## [INSTRUCTIONS TO FOLLOW]
Look through the records below, and copy out every line that holds the string "content".

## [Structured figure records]
◇ ◇ ◇ ◇ ◇ ◇ ◇

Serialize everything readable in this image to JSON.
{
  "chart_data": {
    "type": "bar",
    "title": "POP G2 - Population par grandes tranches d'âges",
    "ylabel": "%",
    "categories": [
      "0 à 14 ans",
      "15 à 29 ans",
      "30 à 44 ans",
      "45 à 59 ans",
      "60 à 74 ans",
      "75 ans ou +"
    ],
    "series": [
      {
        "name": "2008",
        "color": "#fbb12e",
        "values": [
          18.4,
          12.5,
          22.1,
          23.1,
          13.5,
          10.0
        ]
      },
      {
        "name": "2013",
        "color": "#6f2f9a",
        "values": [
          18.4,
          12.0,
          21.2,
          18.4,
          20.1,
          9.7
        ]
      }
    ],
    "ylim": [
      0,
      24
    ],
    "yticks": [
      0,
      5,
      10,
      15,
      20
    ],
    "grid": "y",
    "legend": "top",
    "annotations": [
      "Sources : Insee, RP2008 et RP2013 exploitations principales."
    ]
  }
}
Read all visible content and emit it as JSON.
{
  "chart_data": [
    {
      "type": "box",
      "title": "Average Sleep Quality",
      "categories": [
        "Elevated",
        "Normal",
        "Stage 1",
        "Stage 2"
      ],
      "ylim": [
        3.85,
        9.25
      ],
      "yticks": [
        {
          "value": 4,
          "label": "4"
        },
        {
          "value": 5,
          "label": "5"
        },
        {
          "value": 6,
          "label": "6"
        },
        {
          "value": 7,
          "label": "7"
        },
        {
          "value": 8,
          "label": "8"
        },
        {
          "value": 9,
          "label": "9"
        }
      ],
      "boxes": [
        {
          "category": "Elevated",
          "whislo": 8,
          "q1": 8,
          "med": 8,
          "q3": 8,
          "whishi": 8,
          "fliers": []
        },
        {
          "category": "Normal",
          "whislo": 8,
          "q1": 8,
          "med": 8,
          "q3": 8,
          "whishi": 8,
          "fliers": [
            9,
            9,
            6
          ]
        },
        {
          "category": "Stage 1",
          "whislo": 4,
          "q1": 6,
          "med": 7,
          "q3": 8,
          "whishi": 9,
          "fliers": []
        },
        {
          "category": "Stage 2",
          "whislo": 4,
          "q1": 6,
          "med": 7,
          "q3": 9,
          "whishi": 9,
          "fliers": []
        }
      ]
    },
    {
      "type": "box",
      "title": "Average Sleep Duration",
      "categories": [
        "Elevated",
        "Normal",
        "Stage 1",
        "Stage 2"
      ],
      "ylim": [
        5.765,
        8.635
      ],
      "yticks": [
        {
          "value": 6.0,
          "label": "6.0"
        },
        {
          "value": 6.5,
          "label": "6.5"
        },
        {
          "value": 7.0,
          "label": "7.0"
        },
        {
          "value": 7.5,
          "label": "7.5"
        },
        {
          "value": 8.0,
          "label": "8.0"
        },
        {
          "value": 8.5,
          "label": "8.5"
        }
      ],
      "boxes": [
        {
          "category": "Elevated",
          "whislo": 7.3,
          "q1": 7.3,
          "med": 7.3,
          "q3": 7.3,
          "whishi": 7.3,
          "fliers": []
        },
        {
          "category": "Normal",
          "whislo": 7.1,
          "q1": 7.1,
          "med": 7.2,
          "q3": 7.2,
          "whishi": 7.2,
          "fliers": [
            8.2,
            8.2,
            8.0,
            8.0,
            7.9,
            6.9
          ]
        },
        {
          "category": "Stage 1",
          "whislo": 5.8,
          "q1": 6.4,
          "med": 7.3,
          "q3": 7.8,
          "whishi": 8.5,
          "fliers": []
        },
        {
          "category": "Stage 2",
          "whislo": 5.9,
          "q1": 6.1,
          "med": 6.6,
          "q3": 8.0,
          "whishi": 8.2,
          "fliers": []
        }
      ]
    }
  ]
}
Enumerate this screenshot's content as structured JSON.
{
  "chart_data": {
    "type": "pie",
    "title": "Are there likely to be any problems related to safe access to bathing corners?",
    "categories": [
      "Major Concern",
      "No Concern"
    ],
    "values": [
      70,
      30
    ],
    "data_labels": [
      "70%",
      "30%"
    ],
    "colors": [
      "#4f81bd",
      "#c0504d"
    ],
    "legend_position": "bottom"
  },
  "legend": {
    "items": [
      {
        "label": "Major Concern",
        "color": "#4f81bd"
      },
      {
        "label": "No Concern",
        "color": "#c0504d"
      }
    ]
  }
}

◇ ◇ ◇ ◇ ◇ ◇ ◇

## [OUTPUT]
Read all visible content and emit it as JSON.
Enumerate this screenshot's content as structured JSON.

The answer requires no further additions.